## Written problem:
Give back a single number, the count of lines containing the word "underlying".

(Entries with figure data)
begin

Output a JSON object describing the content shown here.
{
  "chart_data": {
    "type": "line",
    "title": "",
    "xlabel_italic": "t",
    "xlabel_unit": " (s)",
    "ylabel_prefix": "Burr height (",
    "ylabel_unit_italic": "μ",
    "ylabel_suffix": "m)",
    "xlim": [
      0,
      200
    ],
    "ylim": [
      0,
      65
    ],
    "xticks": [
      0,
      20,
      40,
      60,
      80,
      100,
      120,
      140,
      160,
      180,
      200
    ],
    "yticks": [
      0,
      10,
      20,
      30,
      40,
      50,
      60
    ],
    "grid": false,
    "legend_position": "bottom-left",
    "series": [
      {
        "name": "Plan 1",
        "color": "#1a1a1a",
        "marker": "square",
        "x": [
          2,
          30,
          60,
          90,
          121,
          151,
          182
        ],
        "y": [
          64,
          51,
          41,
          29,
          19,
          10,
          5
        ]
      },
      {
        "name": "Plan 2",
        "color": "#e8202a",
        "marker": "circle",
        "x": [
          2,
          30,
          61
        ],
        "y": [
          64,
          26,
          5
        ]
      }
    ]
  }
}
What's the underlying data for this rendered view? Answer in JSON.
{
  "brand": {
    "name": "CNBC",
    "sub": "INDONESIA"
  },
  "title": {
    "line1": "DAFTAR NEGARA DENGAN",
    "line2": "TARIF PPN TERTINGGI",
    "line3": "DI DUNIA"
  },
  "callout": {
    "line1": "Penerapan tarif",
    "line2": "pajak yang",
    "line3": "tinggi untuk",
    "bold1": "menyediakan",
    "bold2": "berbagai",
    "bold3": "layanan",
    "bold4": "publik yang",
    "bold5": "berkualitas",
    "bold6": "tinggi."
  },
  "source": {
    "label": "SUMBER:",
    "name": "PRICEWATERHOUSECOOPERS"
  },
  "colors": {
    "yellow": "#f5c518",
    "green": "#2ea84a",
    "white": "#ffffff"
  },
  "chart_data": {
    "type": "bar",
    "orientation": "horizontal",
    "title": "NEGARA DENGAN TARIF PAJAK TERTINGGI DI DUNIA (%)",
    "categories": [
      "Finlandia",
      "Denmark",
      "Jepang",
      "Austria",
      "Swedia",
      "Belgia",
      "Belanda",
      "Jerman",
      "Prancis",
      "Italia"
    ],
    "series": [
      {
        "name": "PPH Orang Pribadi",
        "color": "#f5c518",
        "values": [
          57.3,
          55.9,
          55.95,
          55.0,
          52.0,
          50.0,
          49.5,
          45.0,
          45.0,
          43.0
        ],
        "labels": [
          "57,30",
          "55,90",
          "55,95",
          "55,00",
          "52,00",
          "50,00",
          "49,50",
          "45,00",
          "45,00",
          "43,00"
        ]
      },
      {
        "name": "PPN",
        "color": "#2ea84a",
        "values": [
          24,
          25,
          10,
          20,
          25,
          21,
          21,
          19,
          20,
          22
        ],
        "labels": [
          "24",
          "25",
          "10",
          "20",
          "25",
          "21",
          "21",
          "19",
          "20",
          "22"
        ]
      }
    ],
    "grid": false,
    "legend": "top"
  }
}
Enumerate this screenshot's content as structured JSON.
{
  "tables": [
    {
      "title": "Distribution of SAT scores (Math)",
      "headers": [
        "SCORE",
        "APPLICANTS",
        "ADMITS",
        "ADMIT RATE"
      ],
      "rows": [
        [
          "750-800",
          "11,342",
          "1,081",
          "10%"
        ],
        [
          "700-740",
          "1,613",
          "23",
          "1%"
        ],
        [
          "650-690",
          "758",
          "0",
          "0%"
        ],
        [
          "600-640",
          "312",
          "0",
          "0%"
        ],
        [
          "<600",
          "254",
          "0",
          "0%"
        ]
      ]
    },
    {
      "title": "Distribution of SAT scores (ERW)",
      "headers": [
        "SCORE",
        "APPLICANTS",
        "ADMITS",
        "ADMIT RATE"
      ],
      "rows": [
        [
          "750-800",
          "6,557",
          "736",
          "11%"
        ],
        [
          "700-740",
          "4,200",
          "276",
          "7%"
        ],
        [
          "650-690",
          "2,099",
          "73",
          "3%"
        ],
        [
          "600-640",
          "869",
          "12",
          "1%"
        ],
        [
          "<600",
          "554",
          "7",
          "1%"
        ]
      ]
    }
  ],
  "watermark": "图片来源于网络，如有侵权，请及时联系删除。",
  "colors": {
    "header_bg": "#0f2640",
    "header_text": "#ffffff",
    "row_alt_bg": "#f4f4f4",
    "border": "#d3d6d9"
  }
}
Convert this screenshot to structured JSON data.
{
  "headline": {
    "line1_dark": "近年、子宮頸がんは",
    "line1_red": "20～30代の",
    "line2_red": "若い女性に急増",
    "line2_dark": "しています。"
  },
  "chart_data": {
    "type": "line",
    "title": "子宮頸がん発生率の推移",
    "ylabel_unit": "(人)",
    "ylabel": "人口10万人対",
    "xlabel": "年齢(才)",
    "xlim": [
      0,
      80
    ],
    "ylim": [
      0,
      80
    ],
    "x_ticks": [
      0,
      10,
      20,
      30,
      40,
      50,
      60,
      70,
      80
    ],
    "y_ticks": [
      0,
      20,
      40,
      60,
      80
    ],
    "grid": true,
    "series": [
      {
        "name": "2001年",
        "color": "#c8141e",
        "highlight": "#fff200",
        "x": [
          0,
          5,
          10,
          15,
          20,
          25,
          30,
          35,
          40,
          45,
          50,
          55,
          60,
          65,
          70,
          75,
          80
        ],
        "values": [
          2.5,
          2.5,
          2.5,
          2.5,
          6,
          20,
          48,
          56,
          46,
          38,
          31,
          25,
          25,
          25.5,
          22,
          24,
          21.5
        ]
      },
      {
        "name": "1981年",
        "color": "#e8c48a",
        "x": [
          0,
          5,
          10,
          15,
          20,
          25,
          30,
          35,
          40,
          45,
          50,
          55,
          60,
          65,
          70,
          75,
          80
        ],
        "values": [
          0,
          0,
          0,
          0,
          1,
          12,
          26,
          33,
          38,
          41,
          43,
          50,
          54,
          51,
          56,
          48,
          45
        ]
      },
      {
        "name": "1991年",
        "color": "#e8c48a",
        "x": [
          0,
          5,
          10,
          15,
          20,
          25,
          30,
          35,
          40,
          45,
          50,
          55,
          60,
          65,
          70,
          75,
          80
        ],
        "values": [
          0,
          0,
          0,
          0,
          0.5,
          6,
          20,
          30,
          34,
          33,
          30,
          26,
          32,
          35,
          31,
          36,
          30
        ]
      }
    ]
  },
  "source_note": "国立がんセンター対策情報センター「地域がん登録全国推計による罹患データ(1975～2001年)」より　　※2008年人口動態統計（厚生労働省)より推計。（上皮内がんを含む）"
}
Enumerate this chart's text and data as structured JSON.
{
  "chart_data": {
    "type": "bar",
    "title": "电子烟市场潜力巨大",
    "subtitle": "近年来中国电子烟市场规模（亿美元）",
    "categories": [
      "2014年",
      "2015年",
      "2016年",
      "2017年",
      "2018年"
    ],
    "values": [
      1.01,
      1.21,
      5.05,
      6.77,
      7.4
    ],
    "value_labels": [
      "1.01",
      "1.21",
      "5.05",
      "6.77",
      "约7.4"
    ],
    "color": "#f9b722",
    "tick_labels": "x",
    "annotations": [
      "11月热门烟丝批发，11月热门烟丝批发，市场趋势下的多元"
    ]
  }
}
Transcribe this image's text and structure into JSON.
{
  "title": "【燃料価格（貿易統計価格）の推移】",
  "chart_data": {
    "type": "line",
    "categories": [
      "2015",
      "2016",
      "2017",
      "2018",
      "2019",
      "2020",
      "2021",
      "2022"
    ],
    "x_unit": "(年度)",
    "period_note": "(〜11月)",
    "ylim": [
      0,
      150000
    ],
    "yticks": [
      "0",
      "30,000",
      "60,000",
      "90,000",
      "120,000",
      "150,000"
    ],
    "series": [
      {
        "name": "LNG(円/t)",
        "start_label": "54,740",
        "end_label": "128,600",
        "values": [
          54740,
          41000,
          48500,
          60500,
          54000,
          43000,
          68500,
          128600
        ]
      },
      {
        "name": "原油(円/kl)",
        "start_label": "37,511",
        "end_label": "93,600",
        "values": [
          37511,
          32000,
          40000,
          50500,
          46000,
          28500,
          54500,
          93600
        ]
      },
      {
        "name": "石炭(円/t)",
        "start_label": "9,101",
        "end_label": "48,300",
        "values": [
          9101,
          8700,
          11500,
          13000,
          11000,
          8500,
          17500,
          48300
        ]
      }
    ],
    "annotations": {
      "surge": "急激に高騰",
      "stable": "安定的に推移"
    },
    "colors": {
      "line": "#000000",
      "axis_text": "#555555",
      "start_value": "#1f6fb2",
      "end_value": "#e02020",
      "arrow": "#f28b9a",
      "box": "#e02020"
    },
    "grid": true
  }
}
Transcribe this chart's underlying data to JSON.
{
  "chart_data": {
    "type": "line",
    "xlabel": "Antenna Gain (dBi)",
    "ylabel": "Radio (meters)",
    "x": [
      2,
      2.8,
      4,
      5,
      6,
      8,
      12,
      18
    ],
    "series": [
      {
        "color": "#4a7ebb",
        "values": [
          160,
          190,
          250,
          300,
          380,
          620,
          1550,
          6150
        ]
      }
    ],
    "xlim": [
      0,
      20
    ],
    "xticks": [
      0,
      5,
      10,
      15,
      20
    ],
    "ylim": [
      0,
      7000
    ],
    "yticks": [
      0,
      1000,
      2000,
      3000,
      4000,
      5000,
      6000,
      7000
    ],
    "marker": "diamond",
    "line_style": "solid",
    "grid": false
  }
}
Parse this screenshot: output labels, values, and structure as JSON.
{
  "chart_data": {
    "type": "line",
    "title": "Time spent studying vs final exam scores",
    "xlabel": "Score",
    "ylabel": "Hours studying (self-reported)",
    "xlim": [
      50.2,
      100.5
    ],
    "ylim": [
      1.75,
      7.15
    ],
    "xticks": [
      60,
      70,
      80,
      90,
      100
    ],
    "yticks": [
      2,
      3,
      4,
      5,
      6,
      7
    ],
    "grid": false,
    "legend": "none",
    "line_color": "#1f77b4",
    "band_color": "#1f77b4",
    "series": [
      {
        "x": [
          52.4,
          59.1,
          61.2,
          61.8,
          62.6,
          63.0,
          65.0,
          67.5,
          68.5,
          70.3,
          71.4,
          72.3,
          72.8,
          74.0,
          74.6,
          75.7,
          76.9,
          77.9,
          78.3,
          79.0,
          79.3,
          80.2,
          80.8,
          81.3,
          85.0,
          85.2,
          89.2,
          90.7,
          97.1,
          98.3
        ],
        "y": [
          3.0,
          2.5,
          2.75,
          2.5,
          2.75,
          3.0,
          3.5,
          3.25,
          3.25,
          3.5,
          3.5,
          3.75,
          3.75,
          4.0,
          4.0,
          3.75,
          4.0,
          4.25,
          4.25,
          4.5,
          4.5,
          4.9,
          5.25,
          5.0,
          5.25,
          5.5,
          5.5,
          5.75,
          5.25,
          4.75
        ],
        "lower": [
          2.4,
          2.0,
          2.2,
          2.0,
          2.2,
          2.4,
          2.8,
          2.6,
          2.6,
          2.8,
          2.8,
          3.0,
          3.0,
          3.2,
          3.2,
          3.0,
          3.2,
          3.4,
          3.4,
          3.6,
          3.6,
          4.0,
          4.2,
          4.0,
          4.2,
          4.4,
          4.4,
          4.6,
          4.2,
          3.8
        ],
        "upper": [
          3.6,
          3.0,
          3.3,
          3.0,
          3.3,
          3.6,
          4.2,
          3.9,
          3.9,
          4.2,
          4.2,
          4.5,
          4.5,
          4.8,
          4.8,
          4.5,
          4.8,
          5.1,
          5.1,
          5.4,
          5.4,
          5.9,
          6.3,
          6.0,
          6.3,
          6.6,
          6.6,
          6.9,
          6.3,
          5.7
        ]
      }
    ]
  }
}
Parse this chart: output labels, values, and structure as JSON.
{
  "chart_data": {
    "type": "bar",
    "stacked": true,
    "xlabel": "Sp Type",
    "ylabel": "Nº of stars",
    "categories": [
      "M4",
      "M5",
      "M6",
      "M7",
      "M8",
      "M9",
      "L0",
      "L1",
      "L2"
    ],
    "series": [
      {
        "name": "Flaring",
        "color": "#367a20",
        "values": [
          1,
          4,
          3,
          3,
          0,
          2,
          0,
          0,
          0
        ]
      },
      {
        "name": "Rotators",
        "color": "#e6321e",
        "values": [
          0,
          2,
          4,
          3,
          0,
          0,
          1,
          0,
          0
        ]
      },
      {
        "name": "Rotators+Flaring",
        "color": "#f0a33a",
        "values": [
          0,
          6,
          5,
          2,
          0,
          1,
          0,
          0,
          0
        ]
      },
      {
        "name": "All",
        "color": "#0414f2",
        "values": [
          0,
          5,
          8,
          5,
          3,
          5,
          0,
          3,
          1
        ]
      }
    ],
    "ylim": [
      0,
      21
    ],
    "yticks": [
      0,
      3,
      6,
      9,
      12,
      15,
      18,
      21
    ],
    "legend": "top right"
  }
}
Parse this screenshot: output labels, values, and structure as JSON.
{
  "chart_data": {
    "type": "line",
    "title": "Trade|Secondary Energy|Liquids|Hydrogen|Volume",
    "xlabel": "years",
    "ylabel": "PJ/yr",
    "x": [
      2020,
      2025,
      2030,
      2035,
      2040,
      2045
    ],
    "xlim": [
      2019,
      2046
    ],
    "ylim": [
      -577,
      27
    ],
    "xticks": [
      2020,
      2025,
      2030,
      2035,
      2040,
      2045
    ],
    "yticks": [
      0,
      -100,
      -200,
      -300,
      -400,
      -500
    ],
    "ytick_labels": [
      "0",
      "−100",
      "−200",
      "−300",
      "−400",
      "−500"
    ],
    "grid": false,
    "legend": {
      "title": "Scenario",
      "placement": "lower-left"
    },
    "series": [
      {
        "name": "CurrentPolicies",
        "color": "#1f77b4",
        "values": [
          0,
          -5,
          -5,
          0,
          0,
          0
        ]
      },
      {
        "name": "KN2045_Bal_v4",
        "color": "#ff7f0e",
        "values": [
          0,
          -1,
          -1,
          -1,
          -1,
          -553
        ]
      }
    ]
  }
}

end

## Response:
2